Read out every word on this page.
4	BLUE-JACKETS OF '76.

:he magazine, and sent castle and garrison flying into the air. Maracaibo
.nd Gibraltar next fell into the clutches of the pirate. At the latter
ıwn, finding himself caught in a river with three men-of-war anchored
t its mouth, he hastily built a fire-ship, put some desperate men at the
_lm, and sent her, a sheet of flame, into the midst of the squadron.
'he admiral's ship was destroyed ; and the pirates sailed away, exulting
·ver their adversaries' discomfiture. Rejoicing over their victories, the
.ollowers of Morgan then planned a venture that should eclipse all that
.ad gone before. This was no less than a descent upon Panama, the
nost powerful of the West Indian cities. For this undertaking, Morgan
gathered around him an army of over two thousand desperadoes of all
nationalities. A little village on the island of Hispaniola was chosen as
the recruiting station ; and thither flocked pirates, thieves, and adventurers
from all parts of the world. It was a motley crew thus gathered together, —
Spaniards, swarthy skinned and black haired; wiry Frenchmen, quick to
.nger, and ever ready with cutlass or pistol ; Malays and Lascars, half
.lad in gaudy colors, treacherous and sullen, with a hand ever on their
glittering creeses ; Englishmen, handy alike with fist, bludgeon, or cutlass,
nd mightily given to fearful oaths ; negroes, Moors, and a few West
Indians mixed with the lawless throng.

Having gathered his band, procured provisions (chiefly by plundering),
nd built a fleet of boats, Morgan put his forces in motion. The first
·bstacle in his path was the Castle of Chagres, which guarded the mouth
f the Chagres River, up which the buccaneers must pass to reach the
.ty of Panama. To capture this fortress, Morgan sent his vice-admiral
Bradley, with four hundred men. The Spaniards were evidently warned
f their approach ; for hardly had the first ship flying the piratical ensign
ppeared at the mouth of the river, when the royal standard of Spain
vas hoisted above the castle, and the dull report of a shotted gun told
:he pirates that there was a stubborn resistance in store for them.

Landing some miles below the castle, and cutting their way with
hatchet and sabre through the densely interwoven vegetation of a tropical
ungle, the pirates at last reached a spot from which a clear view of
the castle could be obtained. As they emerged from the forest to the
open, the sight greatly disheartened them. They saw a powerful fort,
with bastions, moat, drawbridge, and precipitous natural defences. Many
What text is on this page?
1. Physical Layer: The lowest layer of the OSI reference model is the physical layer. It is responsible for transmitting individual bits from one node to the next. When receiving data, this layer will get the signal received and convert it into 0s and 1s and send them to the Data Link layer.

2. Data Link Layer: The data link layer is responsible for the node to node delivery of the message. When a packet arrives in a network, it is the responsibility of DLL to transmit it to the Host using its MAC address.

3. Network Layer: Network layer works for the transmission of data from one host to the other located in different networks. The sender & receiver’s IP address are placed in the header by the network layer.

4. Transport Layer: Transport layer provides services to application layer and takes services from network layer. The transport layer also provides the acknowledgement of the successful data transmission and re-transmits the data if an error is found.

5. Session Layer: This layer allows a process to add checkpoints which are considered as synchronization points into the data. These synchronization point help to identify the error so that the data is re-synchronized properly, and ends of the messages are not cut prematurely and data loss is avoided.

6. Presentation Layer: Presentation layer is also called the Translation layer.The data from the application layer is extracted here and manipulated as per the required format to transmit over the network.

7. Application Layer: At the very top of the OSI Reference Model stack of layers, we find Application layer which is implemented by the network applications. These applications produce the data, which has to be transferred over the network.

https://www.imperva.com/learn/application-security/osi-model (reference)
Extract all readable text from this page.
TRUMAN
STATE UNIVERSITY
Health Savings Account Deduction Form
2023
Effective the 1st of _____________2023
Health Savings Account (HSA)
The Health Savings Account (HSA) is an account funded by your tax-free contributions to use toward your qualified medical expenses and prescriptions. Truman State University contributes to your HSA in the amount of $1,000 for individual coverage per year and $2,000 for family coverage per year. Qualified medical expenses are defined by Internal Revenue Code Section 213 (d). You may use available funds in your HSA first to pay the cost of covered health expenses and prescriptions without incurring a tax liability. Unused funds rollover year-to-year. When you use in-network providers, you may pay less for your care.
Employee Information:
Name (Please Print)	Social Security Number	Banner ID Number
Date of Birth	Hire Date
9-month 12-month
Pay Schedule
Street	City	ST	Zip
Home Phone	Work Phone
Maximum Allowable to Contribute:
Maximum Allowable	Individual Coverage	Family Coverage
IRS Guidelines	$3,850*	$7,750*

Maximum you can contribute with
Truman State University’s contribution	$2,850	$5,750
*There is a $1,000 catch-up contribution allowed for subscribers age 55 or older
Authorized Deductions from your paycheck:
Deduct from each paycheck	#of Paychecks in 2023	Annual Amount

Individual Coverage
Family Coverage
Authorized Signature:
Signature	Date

What to produce: Write the material out again word for word.

Full response:
Read out every word on this page.
4	BLUE-JACKETS OF '76.

:he magazine, and sent castle and garrison flying into the air. Maracaibo
.nd Gibraltar next fell into the clutches of the pirate. At the latter
ıwn, finding himself caught in a river with three men-of-war anchored
t its mouth, he hastily built a fire-ship, put some desperate men at the
_lm, and sent her, a sheet of flame, into the midst of the squadron.
'he admiral's ship was destroyed ; and the pirates sailed away, exulting
·ver their adversaries' discomfiture. Rejoicing over their victories, the
.ollowers of Morgan then planned a venture that should eclipse all that
.ad gone before. This was no less than a descent upon Panama, the
nost powerful of the West Indian cities. For this undertaking, Morgan
gathered around him an army of over two thousand desperadoes of all
nationalities. A little village on the island of Hispaniola was chosen as
the recruiting station ; and thither flocked pirates, thieves, and adventurers
from all parts of the world. It was a motley crew thus gathered together, —
Spaniards, swarthy skinned and black haired; wiry Frenchmen, quick to
.nger, and ever ready with cutlass or pistol ; Malays and Lascars, half
.lad in gaudy colors, treacherous and sullen, with a hand ever on their
glittering creeses ; Englishmen, handy alike with fist, bludgeon, or cutlass,
nd mightily given to fearful oaths ; negroes, Moors, and a few West
Indians mixed with the lawless throng.

Having gathered his band, procured provisions (chiefly by plundering),
nd built a fleet of boats, Morgan put his forces in motion. The first
·bstacle in his path was the Castle of Chagres, which guarded the mouth
f the Chagres River, up which the buccaneers must pass to reach the
.ty of Panama. To capture this fortress, Morgan sent his vice-admiral
Bradley, with four hundred men. The Spaniards were evidently warned
f their approach ; for hardly had the first ship flying the piratical ensign
ppeared at the mouth of the river, when the royal standard of Spain
vas hoisted above the castle, and the dull report of a shotted gun told
:he pirates that there was a stubborn resistance in store for them.

Landing some miles below the castle, and cutting their way with
hatchet and sabre through the densely interwoven vegetation of a tropical
ungle, the pirates at last reached a spot from which a clear view of
the castle could be obtained. As they emerged from the forest to the
open, the sight greatly disheartened them. They saw a powerful fort,
with bastions, moat, drawbridge, and precipitous natural defences. Many
What text is on this page?
1. Physical Layer: The lowest layer of the OSI reference model is the physical layer. It is responsible for transmitting individual bits from one node to the next. When receiving data, this layer will get the signal received and convert it into 0s and 1s and send them to the Data Link layer.

2. Data Link Layer: The data link layer is responsible for the node to node delivery of the message. When a packet arrives in a network, it is the responsibility of DLL to transmit it to the Host using its MAC address.

3. Network Layer: Network layer works for the transmission of data from one host to the other located in different networks. The sender & receiver’s IP address are placed in the header by the network layer.

4. Transport Layer: Transport layer provides services to application layer and takes services from network layer. The transport layer also provides the acknowledgement of the successful data transmission and re-transmits the data if an error is found.

5. Session Layer: This layer allows a process to add checkpoints which are considered as synchronization points into the data. These synchronization point help to identify the error so that the data is re-synchronized properly, and ends of the messages are not cut prematurely and data loss is avoided.

6. Presentation Layer: Presentation layer is also called the Translation layer.The data from the application layer is extracted here and manipulated as per the required format to transmit over the network.

7. Application Layer: At the very top of the OSI Reference Model stack of layers, we find Application layer which is implemented by the network applications. These applications produce the data, which has to be transferred over the network.

https://www.imperva.com/learn/application-security/osi-model (reference)
Extract all readable text from this page.
TRUMAN
STATE UNIVERSITY
Health Savings Account Deduction Form
2023
Effective the 1st of _____________2023
Health Savings Account (HSA)
The Health Savings Account (HSA) is an account funded by your tax-free contributions to use toward your qualified medical expenses and prescriptions. Truman State University contributes to your HSA in the amount of $1,000 for individual coverage per year and $2,000 for family coverage per year. Qualified medical expenses are defined by Internal Revenue Code Section 213 (d). You may use available funds in your HSA first to pay the cost of covered health expenses and prescriptions without incurring a tax liability. Unused funds rollover year-to-year. When you use in-network providers, you may pay less for your care.
Employee Information:
Name (Please Print)	Social Security Number	Banner ID Number
Date of Birth	Hire Date
9-month 12-month
Pay Schedule
Street	City	ST	Zip
Home Phone	Work Phone
Maximum Allowable to Contribute:
Maximum Allowable	Individual Coverage	Family Coverage
IRS Guidelines	$3,850*	$7,750*

Maximum you can contribute with
Truman State University’s contribution	$2,850	$5,750
*There is a $1,000 catch-up contribution allowed for subscribers age 55 or older
Authorized Deductions from your paycheck:
Deduct from each paycheck	#of Paychecks in 2023	Annual Amount

Individual Coverage
Family Coverage
Authorized Signature:
Signature	Date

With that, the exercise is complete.